▶ _What to work on_: Read the lines that follow and pick out every one containing the word "this".

▶ _Saved entries_:
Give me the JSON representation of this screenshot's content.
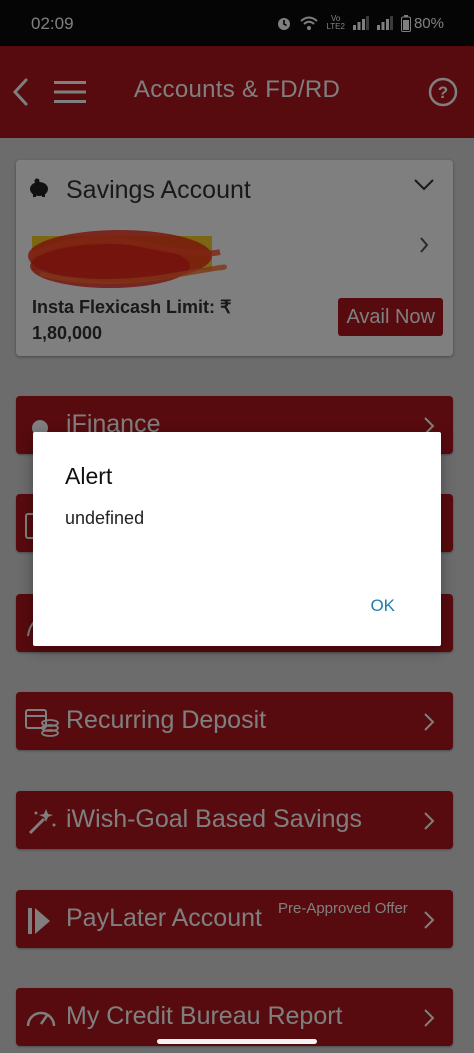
{
  "status_bar": {
    "time": "02:09",
    "volte_top": "Vo",
    "volte_bottom": "LTE2",
    "battery": "80%"
  },
  "header": {
    "title": "Accounts & FD/RD",
    "help_symbol": "?"
  },
  "savings_card": {
    "title": "Savings Account",
    "flexicash_label": "Insta Flexicash Limit: ₹ 1,80,000",
    "avail_button": "Avail Now"
  },
  "menu": {
    "items": [
      {
        "label": "iFinance",
        "icon": "ifinance-icon"
      },
      {
        "label": "",
        "icon": "deposit-icon"
      },
      {
        "label": "",
        "icon": "leaf-icon"
      },
      {
        "label": "Recurring Deposit",
        "icon": "recurring-deposit-icon"
      },
      {
        "label": "iWish-Goal Based Savings",
        "icon": "magic-wand-icon"
      },
      {
        "label": "PayLater Account",
        "sub": "Pre-Approved Offer",
        "icon": "play-skip-icon"
      },
      {
        "label": "My Credit Bureau Report",
        "icon": "speedometer-icon"
      }
    ]
  },
  "dialog": {
    "title": "Alert",
    "message": "undefined",
    "ok_label": "OK"
  },
  "colors": {
    "brand": "#b0161c",
    "link": "#1f7fa8"
  }
}
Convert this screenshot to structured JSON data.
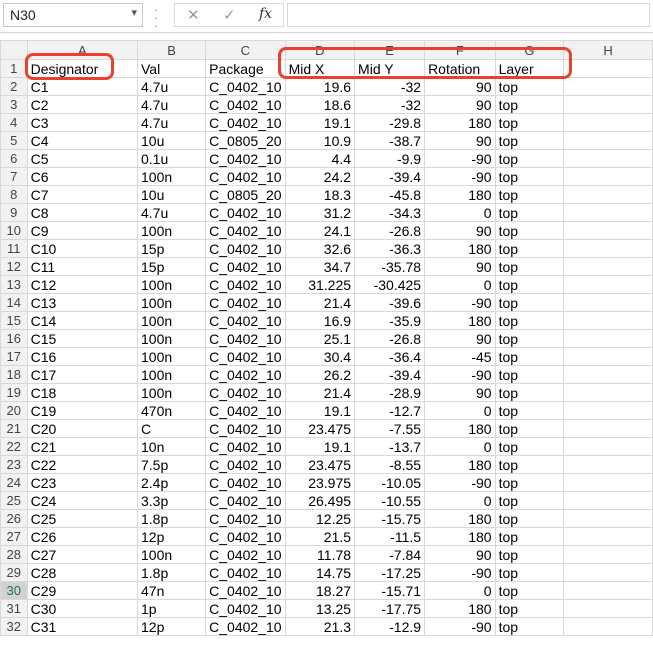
{
  "name_box": {
    "value": "N30"
  },
  "formula_bar": {
    "cancel_symbol": "✕",
    "enter_symbol": "✓",
    "fx_label": "fx",
    "value": ""
  },
  "columns": [
    "A",
    "B",
    "C",
    "D",
    "E",
    "F",
    "G",
    "H"
  ],
  "rows": [
    {
      "n": "1",
      "a": "Designator",
      "b": "Val",
      "c": "Package",
      "d": "Mid X",
      "e": "Mid Y",
      "f": "Rotation",
      "g": "Layer"
    },
    {
      "n": "2",
      "a": "C1",
      "b": "4.7u",
      "c": "C_0402_10",
      "d": "19.6",
      "e": "-32",
      "f": "90",
      "g": "top"
    },
    {
      "n": "3",
      "a": "C2",
      "b": "4.7u",
      "c": "C_0402_10",
      "d": "18.6",
      "e": "-32",
      "f": "90",
      "g": "top"
    },
    {
      "n": "4",
      "a": "C3",
      "b": "4.7u",
      "c": "C_0402_10",
      "d": "19.1",
      "e": "-29.8",
      "f": "180",
      "g": "top"
    },
    {
      "n": "5",
      "a": "C4",
      "b": "10u",
      "c": "C_0805_20",
      "d": "10.9",
      "e": "-38.7",
      "f": "90",
      "g": "top"
    },
    {
      "n": "6",
      "a": "C5",
      "b": "0.1u",
      "c": "C_0402_10",
      "d": "4.4",
      "e": "-9.9",
      "f": "-90",
      "g": "top"
    },
    {
      "n": "7",
      "a": "C6",
      "b": "100n",
      "c": "C_0402_10",
      "d": "24.2",
      "e": "-39.4",
      "f": "-90",
      "g": "top"
    },
    {
      "n": "8",
      "a": "C7",
      "b": "10u",
      "c": "C_0805_20",
      "d": "18.3",
      "e": "-45.8",
      "f": "180",
      "g": "top"
    },
    {
      "n": "9",
      "a": "C8",
      "b": "4.7u",
      "c": "C_0402_10",
      "d": "31.2",
      "e": "-34.3",
      "f": "0",
      "g": "top"
    },
    {
      "n": "10",
      "a": "C9",
      "b": "100n",
      "c": "C_0402_10",
      "d": "24.1",
      "e": "-26.8",
      "f": "90",
      "g": "top"
    },
    {
      "n": "11",
      "a": "C10",
      "b": "15p",
      "c": "C_0402_10",
      "d": "32.6",
      "e": "-36.3",
      "f": "180",
      "g": "top"
    },
    {
      "n": "12",
      "a": "C11",
      "b": "15p",
      "c": "C_0402_10",
      "d": "34.7",
      "e": "-35.78",
      "f": "90",
      "g": "top"
    },
    {
      "n": "13",
      "a": "C12",
      "b": "100n",
      "c": "C_0402_10",
      "d": "31.225",
      "e": "-30.425",
      "f": "0",
      "g": "top"
    },
    {
      "n": "14",
      "a": "C13",
      "b": "100n",
      "c": "C_0402_10",
      "d": "21.4",
      "e": "-39.6",
      "f": "-90",
      "g": "top"
    },
    {
      "n": "15",
      "a": "C14",
      "b": "100n",
      "c": "C_0402_10",
      "d": "16.9",
      "e": "-35.9",
      "f": "180",
      "g": "top"
    },
    {
      "n": "16",
      "a": "C15",
      "b": "100n",
      "c": "C_0402_10",
      "d": "25.1",
      "e": "-26.8",
      "f": "90",
      "g": "top"
    },
    {
      "n": "17",
      "a": "C16",
      "b": "100n",
      "c": "C_0402_10",
      "d": "30.4",
      "e": "-36.4",
      "f": "-45",
      "g": "top"
    },
    {
      "n": "18",
      "a": "C17",
      "b": "100n",
      "c": "C_0402_10",
      "d": "26.2",
      "e": "-39.4",
      "f": "-90",
      "g": "top"
    },
    {
      "n": "19",
      "a": "C18",
      "b": "100n",
      "c": "C_0402_10",
      "d": "21.4",
      "e": "-28.9",
      "f": "90",
      "g": "top"
    },
    {
      "n": "20",
      "a": "C19",
      "b": "470n",
      "c": "C_0402_10",
      "d": "19.1",
      "e": "-12.7",
      "f": "0",
      "g": "top"
    },
    {
      "n": "21",
      "a": "C20",
      "b": "C",
      "c": "C_0402_10",
      "d": "23.475",
      "e": "-7.55",
      "f": "180",
      "g": "top"
    },
    {
      "n": "22",
      "a": "C21",
      "b": "10n",
      "c": "C_0402_10",
      "d": "19.1",
      "e": "-13.7",
      "f": "0",
      "g": "top"
    },
    {
      "n": "23",
      "a": "C22",
      "b": "7.5p",
      "c": "C_0402_10",
      "d": "23.475",
      "e": "-8.55",
      "f": "180",
      "g": "top"
    },
    {
      "n": "24",
      "a": "C23",
      "b": "2.4p",
      "c": "C_0402_10",
      "d": "23.975",
      "e": "-10.05",
      "f": "-90",
      "g": "top"
    },
    {
      "n": "25",
      "a": "C24",
      "b": "3.3p",
      "c": "C_0402_10",
      "d": "26.495",
      "e": "-10.55",
      "f": "0",
      "g": "top"
    },
    {
      "n": "26",
      "a": "C25",
      "b": "1.8p",
      "c": "C_0402_10",
      "d": "12.25",
      "e": "-15.75",
      "f": "180",
      "g": "top"
    },
    {
      "n": "27",
      "a": "C26",
      "b": "12p",
      "c": "C_0402_10",
      "d": "21.5",
      "e": "-11.5",
      "f": "180",
      "g": "top"
    },
    {
      "n": "28",
      "a": "C27",
      "b": "100n",
      "c": "C_0402_10",
      "d": "11.78",
      "e": "-7.84",
      "f": "90",
      "g": "top"
    },
    {
      "n": "29",
      "a": "C28",
      "b": "1.8p",
      "c": "C_0402_10",
      "d": "14.75",
      "e": "-17.25",
      "f": "-90",
      "g": "top"
    },
    {
      "n": "30",
      "a": "C29",
      "b": "47n",
      "c": "C_0402_10",
      "d": "18.27",
      "e": "-15.71",
      "f": "0",
      "g": "top"
    },
    {
      "n": "31",
      "a": "C30",
      "b": "1p",
      "c": "C_0402_10",
      "d": "13.25",
      "e": "-17.75",
      "f": "180",
      "g": "top"
    },
    {
      "n": "32",
      "a": "C31",
      "b": "12p",
      "c": "C_0402_10",
      "d": "21.3",
      "e": "-12.9",
      "f": "-90",
      "g": "top"
    }
  ],
  "active_row": "30",
  "colors": {
    "annotation": "#e8412c",
    "active_row_text": "#217346"
  }
}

▶ _Exercise output_:
Give me the JSON representation of this screenshot's content.
Convert this screenshot to structured JSON data.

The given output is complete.